WHAT TO WORK ON:
Pictures in the data below are not part of the copy; transcribe everything else exactly.

DATA LISTING:
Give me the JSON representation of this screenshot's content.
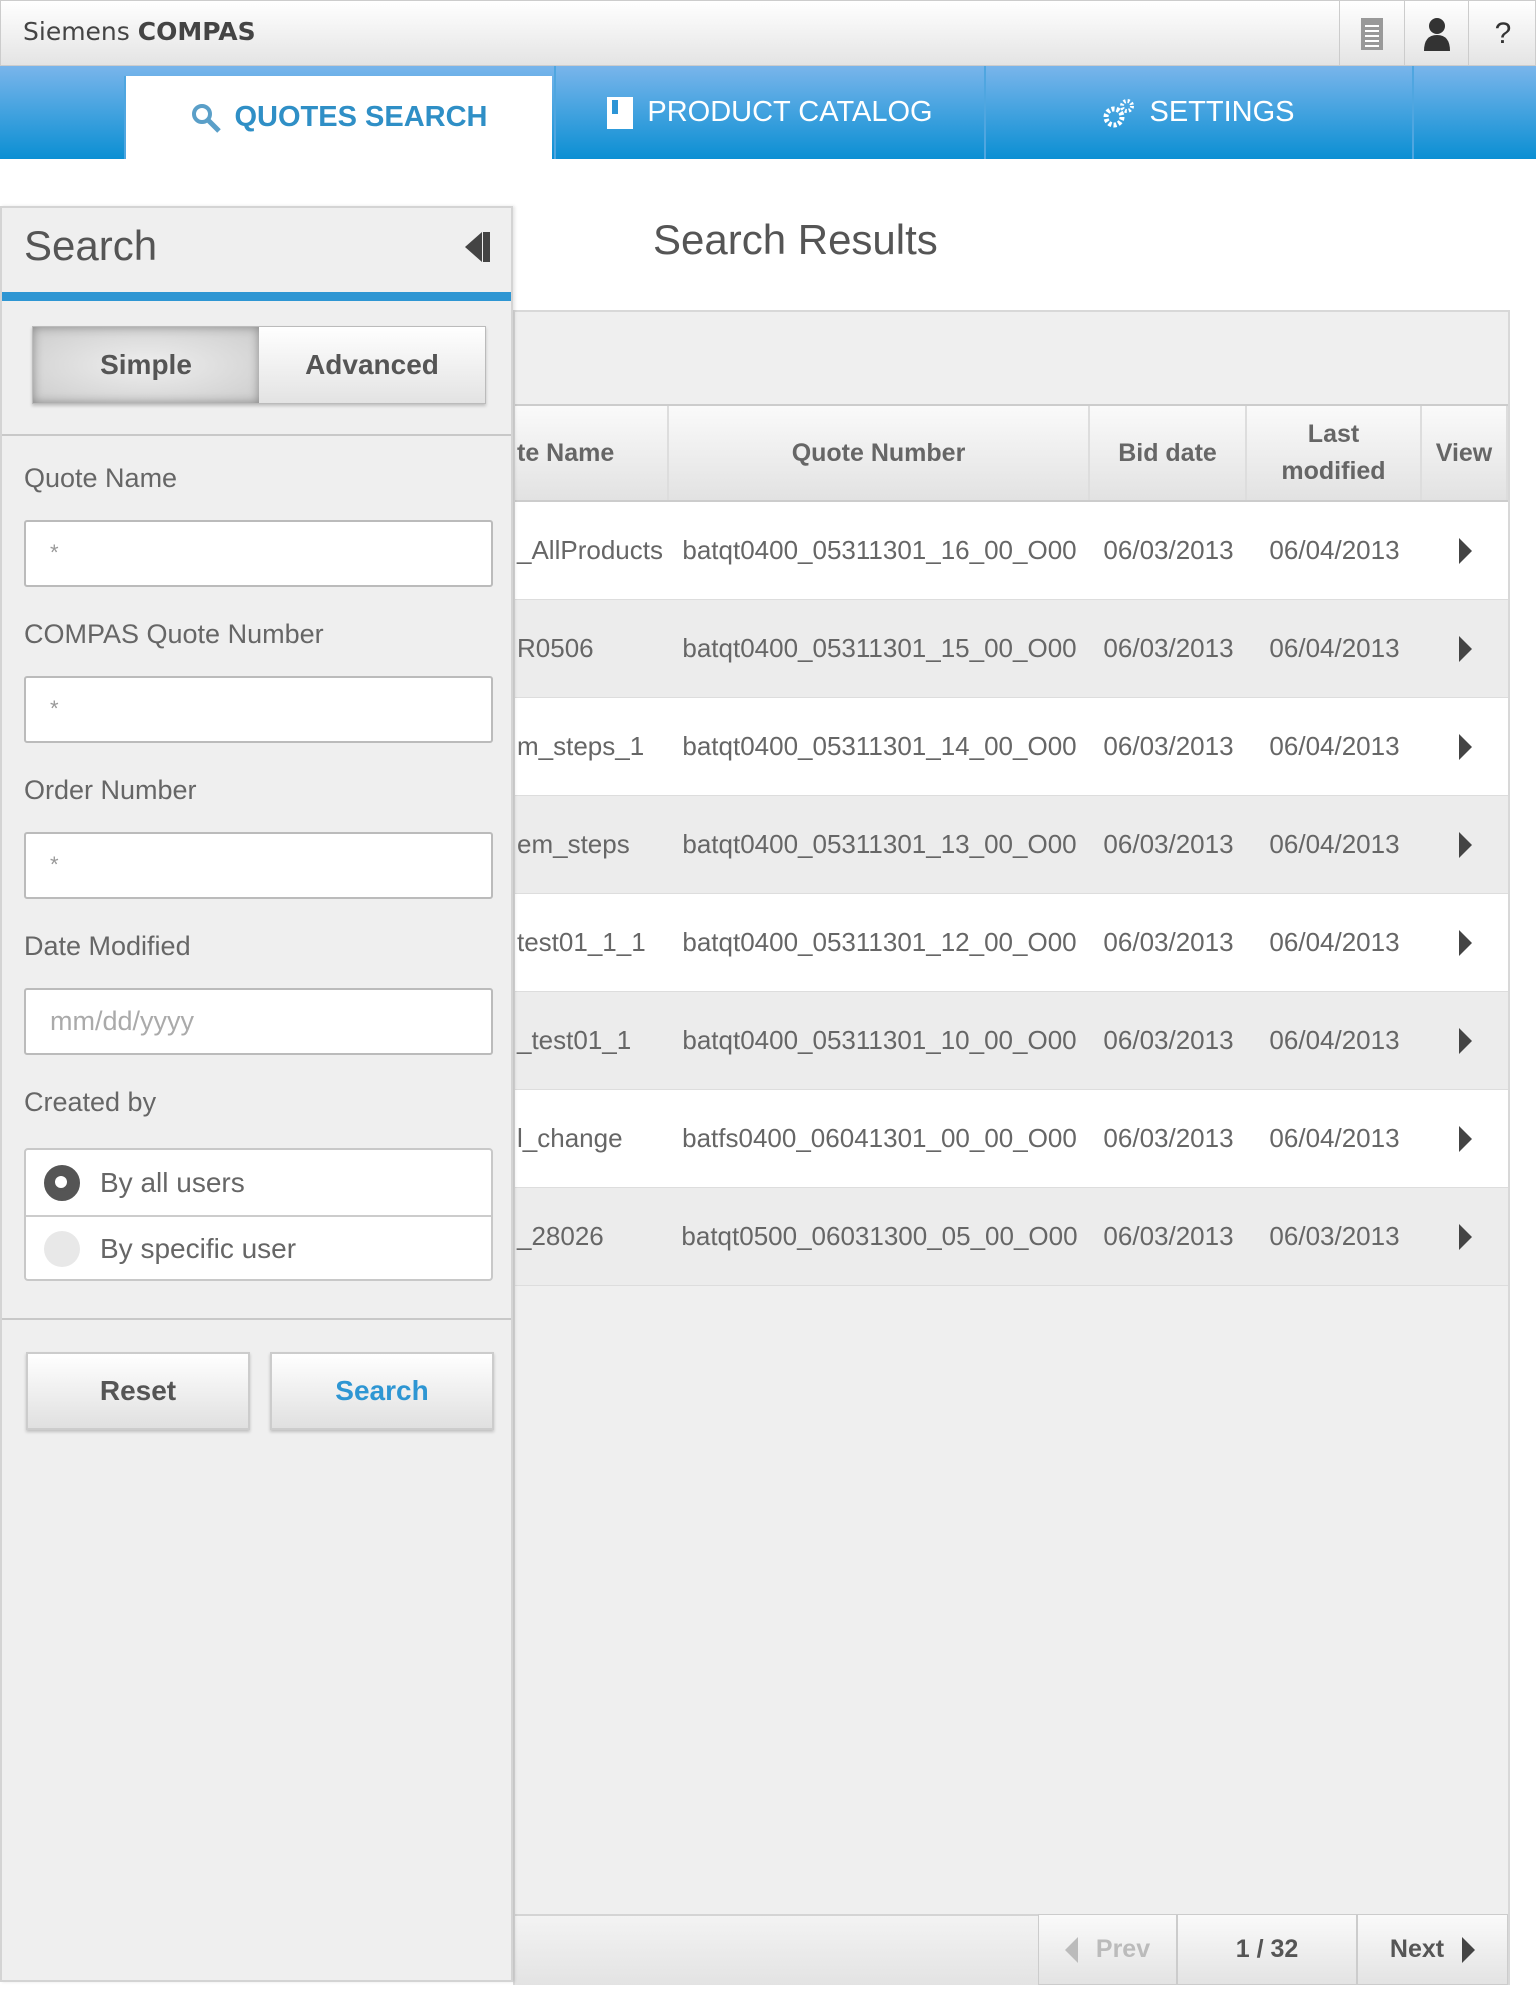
{
  "app": {
    "title_light": "Siemens",
    "title_bold": "COMPAS",
    "icons": [
      "document-list-icon",
      "user-icon",
      "help-icon"
    ]
  },
  "tabs": [
    {
      "label": "QUOTES SEARCH",
      "icon": "search-icon",
      "active": true
    },
    {
      "label": "PRODUCT CATALOG",
      "icon": "book-icon"
    },
    {
      "label": "SETTINGS",
      "icon": "gears-icon"
    }
  ],
  "search_panel": {
    "title": "Search",
    "toggle": {
      "simple": "Simple",
      "advanced": "Advanced",
      "selected": "Simple"
    },
    "fields": [
      {
        "label": "Quote Name",
        "value": "*"
      },
      {
        "label": "COMPAS Quote Number",
        "value": "*"
      },
      {
        "label": "Order Number",
        "value": "*"
      },
      {
        "label": "Date Modified",
        "placeholder": "mm/dd/yyyy"
      }
    ],
    "created_by": {
      "label": "Created by",
      "options": [
        "By all users",
        "By specific user"
      ],
      "selected": "By all users"
    },
    "reset": "Reset",
    "search": "Search"
  },
  "results": {
    "title": "Search Results",
    "columns": [
      "te Name",
      "Quote Number",
      "Bid date",
      "Last modified",
      "View"
    ],
    "rows": [
      [
        "_AllProducts",
        "batqt0400_05311301_16_00_O00",
        "06/03/2013",
        "06/04/2013"
      ],
      [
        "R0506",
        "batqt0400_05311301_15_00_O00",
        "06/03/2013",
        "06/04/2013"
      ],
      [
        "m_steps_1",
        "batqt0400_05311301_14_00_O00",
        "06/03/2013",
        "06/04/2013"
      ],
      [
        "em_steps",
        "batqt0400_05311301_13_00_O00",
        "06/03/2013",
        "06/04/2013"
      ],
      [
        "test01_1_1",
        "batqt0400_05311301_12_00_O00",
        "06/03/2013",
        "06/04/2013"
      ],
      [
        "_test01_1",
        "batqt0400_05311301_10_00_O00",
        "06/03/2013",
        "06/04/2013"
      ],
      [
        "l_change",
        "batfs0400_06041301_00_00_O00",
        "06/03/2013",
        "06/04/2013"
      ],
      [
        "_28026",
        "batqt0500_06031300_05_00_O00",
        "06/03/2013",
        "06/03/2013"
      ]
    ],
    "pager": {
      "prev": "Prev",
      "page": "1 / 32",
      "next": "Next"
    }
  },
  "colors": {
    "accent": "#2e96d3",
    "tab_gradient_top": "#79b5eb",
    "tab_gradient_bottom": "#0b8fd3"
  }
}
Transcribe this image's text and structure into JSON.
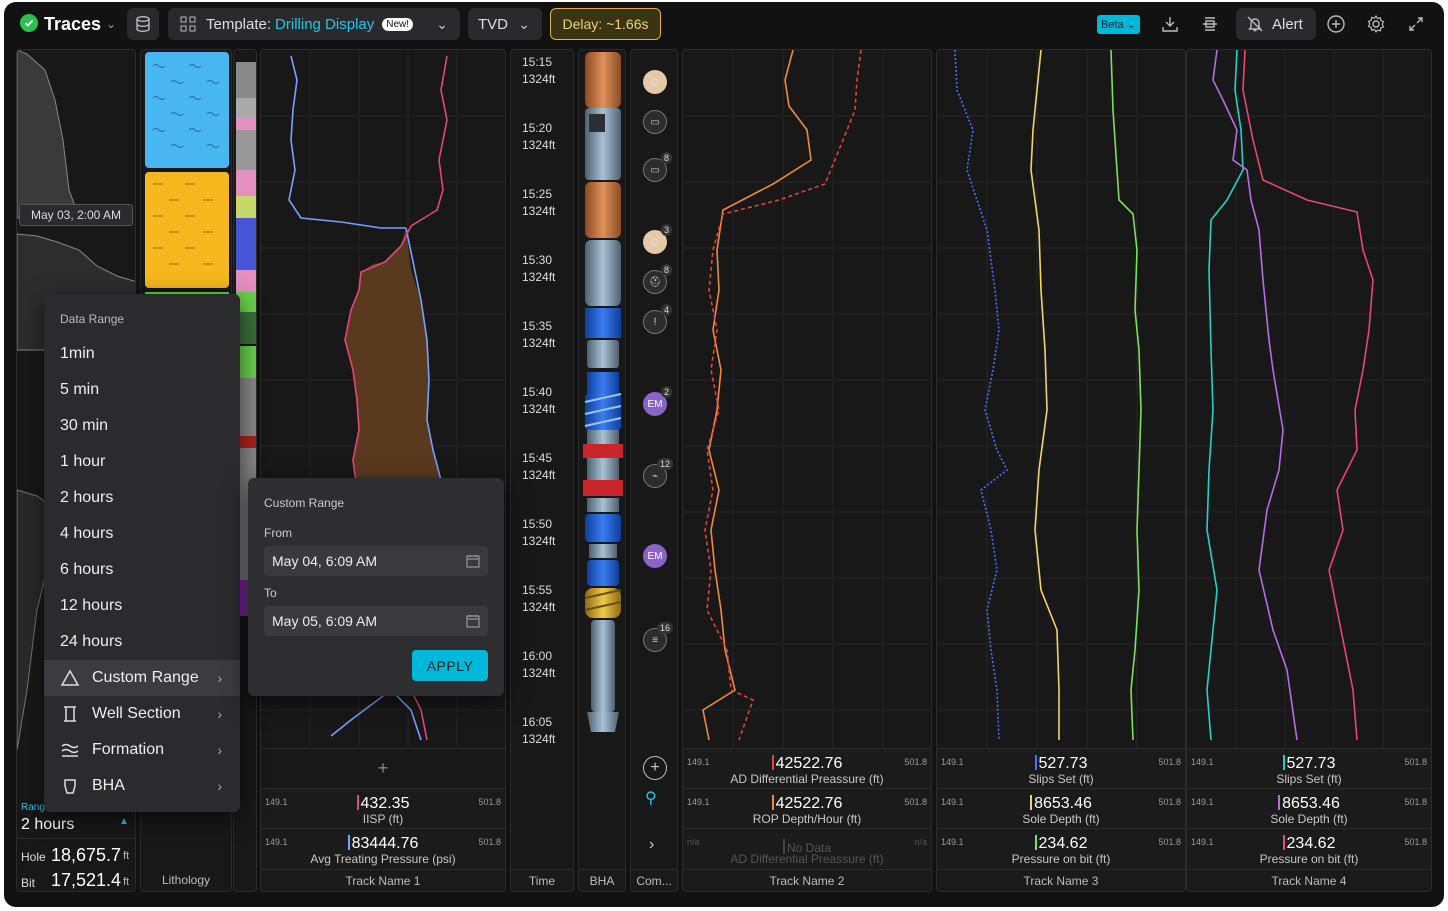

CORRECT RESULT:
Give me the JSON representation of this screenshot's content.
{
  "app": {
    "title_light": "Siemens",
    "title_bold": "COMPAS",
    "icons": [
      "document-list-icon",
      "user-icon",
      "help-icon"
    ]
  },
  "tabs": [
    {
      "label": "QUOTES SEARCH",
      "icon": "search-icon",
      "active": true
    },
    {
      "label": "PRODUCT CATALOG",
      "icon": "book-icon"
    },
    {
      "label": "SETTINGS",
      "icon": "gears-icon"
    }
  ],
  "search_panel": {
    "title": "Search",
    "toggle": {
      "simple": "Simple",
      "advanced": "Advanced",
      "selected": "Simple"
    },
    "fields": [
      {
        "label": "Quote Name",
        "value": "*"
      },
      {
        "label": "COMPAS Quote Number",
        "value": "*"
      },
      {
        "label": "Order Number",
        "value": "*"
      },
      {
        "label": "Date Modified",
        "placeholder": "mm/dd/yyyy"
      }
    ],
    "created_by": {
      "label": "Created by",
      "options": [
        "By all users",
        "By specific user"
      ],
      "selected": "By all users"
    },
    "reset": "Reset",
    "search": "Search"
  },
  "results": {
    "title": "Search Results",
    "columns": [
      "te Name",
      "Quote Number",
      "Bid date",
      "Last modified",
      "View"
    ],
    "rows": [
      [
        "_AllProducts",
        "batqt0400_05311301_16_00_O00",
        "06/03/2013",
        "06/04/2013"
      ],
      [
        "R0506",
        "batqt0400_05311301_15_00_O00",
        "06/03/2013",
        "06/04/2013"
      ],
      [
        "m_steps_1",
        "batqt0400_05311301_14_00_O00",
        "06/03/2013",
        "06/04/2013"
      ],
      [
        "em_steps",
        "batqt0400_05311301_13_00_O00",
        "06/03/2013",
        "06/04/2013"
      ],
      [
        "test01_1_1",
        "batqt0400_05311301_12_00_O00",
        "06/03/2013",
        "06/04/2013"
      ],
      [
        "_test01_1",
        "batqt0400_05311301_10_00_O00",
        "06/03/2013",
        "06/04/2013"
      ],
      [
        "l_change",
        "batfs0400_06041301_00_00_O00",
        "06/03/2013",
        "06/04/2013"
      ],
      [
        "_28026",
        "batqt0500_06031300_05_00_O00",
        "06/03/2013",
        "06/03/2013"
      ]
    ],
    "pager": {
      "prev": "Prev",
      "page": "1 / 32",
      "next": "Next"
    }
  },
  "colors": {
    "accent": "#2e96d3",
    "tab_gradient_top": "#79b5eb",
    "tab_gradient_bottom": "#0b8fd3"
  }
}
Transcribe this image's text and structure into JSON.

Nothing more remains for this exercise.